▶ [Directions for this task] Copy out all the data, word for word.
-- START Data for this task --
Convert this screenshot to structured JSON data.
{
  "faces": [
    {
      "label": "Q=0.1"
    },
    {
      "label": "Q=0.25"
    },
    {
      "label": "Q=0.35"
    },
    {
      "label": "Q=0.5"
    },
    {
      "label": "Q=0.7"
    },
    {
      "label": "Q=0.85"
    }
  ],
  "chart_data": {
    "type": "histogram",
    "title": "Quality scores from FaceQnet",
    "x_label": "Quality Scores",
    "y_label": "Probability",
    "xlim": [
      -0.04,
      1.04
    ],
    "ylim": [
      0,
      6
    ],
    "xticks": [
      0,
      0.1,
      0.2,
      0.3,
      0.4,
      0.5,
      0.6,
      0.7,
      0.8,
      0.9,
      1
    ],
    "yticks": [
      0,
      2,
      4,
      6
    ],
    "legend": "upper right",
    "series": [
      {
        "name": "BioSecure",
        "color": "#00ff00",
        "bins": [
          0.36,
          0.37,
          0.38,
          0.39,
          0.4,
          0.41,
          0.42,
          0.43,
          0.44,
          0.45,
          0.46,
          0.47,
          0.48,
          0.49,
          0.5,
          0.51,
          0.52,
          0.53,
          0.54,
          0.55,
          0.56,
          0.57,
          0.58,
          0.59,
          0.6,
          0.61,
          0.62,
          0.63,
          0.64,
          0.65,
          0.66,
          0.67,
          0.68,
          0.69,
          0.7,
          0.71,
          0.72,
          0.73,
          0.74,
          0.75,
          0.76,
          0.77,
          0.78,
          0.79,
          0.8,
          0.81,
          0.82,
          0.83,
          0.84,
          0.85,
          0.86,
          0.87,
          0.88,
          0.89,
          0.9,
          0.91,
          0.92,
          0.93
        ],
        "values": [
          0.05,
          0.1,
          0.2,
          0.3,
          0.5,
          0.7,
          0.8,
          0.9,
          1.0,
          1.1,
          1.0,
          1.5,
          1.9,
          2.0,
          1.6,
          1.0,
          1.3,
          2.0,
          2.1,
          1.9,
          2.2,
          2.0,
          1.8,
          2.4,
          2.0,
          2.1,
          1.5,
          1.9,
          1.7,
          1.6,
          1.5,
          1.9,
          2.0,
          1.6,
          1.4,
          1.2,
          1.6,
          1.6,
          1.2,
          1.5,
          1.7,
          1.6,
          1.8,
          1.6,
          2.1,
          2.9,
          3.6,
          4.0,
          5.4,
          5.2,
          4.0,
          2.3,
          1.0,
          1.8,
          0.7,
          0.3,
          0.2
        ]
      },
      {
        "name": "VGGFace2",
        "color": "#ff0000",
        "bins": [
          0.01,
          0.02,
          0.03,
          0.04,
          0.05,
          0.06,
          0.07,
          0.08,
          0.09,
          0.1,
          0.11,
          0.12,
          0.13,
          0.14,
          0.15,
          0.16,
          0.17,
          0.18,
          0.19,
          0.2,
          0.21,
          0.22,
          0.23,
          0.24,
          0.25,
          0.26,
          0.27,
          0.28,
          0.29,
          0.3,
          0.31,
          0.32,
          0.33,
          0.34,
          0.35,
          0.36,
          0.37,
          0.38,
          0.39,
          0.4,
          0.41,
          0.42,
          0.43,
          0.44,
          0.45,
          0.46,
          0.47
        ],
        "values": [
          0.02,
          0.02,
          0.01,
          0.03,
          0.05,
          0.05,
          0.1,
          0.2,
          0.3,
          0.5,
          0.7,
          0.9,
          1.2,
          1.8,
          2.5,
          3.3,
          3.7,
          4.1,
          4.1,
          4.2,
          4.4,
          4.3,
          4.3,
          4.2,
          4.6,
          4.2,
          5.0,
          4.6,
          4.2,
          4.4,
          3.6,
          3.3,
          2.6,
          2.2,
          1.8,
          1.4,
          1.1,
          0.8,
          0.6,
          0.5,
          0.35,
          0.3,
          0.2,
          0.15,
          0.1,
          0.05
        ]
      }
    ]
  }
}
-- END Data for this task --
▶ [Result of the exercise]
Convert this screenshot to structured JSON data.
{
  "faces": [
    {
      "label": "Q=0.1"
    },
    {
      "label": "Q=0.25"
    },
    {
      "label": "Q=0.35"
    },
    {
      "label": "Q=0.5"
    },
    {
      "label": "Q=0.7"
    },
    {
      "label": "Q=0.85"
    }
  ],
  "chart_data": {
    "type": "histogram",
    "title": "Quality scores from FaceQnet",
    "x_label": "Quality Scores",
    "y_label": "Probability",
    "xlim": [
      -0.04,
      1.04
    ],
    "ylim": [
      0,
      6
    ],
    "xticks": [
      0,
      0.1,
      0.2,
      0.3,
      0.4,
      0.5,
      0.6,
      0.7,
      0.8,
      0.9,
      1
    ],
    "yticks": [
      0,
      2,
      4,
      6
    ],
    "legend": "upper right",
    "series": [
      {
        "name": "BioSecure",
        "color": "#00ff00",
        "bins": [
          0.36,
          0.37,
          0.38,
          0.39,
          0.4,
          0.41,
          0.42,
          0.43,
          0.44,
          0.45,
          0.46,
          0.47,
          0.48,
          0.49,
          0.5,
          0.51,
          0.52,
          0.53,
          0.54,
          0.55,
          0.56,
          0.57,
          0.58,
          0.59,
          0.6,
          0.61,
          0.62,
          0.63,
          0.64,
          0.65,
          0.66,
          0.67,
          0.68,
          0.69,
          0.7,
          0.71,
          0.72,
          0.73,
          0.74,
          0.75,
          0.76,
          0.77,
          0.78,
          0.79,
          0.8,
          0.81,
          0.82,
          0.83,
          0.84,
          0.85,
          0.86,
          0.87,
          0.88,
          0.89,
          0.9,
          0.91,
          0.92,
          0.93
        ],
        "values": [
          0.05,
          0.1,
          0.2,
          0.3,
          0.5,
          0.7,
          0.8,
          0.9,
          1.0,
          1.1,
          1.0,
          1.5,
          1.9,
          2.0,
          1.6,
          1.0,
          1.3,
          2.0,
          2.1,
          1.9,
          2.2,
          2.0,
          1.8,
          2.4,
          2.0,
          2.1,
          1.5,
          1.9,
          1.7,
          1.6,
          1.5,
          1.9,
          2.0,
          1.6,
          1.4,
          1.2,
          1.6,
          1.6,
          1.2,
          1.5,
          1.7,
          1.6,
          1.8,
          1.6,
          2.1,
          2.9,
          3.6,
          4.0,
          5.4,
          5.2,
          4.0,
          2.3,
          1.0,
          1.8,
          0.7,
          0.3,
          0.2
        ]
      },
      {
        "name": "VGGFace2",
        "color": "#ff0000",
        "bins": [
          0.01,
          0.02,
          0.03,
          0.04,
          0.05,
          0.06,
          0.07,
          0.08,
          0.09,
          0.1,
          0.11,
          0.12,
          0.13,
          0.14,
          0.15,
          0.16,
          0.17,
          0.18,
          0.19,
          0.2,
          0.21,
          0.22,
          0.23,
          0.24,
          0.25,
          0.26,
          0.27,
          0.28,
          0.29,
          0.3,
          0.31,
          0.32,
          0.33,
          0.34,
          0.35,
          0.36,
          0.37,
          0.38,
          0.39,
          0.4,
          0.41,
          0.42,
          0.43,
          0.44,
          0.45,
          0.46,
          0.47
        ],
        "values": [
          0.02,
          0.02,
          0.01,
          0.03,
          0.05,
          0.05,
          0.1,
          0.2,
          0.3,
          0.5,
          0.7,
          0.9,
          1.2,
          1.8,
          2.5,
          3.3,
          3.7,
          4.1,
          4.1,
          4.2,
          4.4,
          4.3,
          4.3,
          4.2,
          4.6,
          4.2,
          5.0,
          4.6,
          4.2,
          4.4,
          3.6,
          3.3,
          2.6,
          2.2,
          1.8,
          1.4,
          1.1,
          0.8,
          0.6,
          0.5,
          0.35,
          0.3,
          0.2,
          0.15,
          0.1,
          0.05
        ]
      }
    ]
  }
}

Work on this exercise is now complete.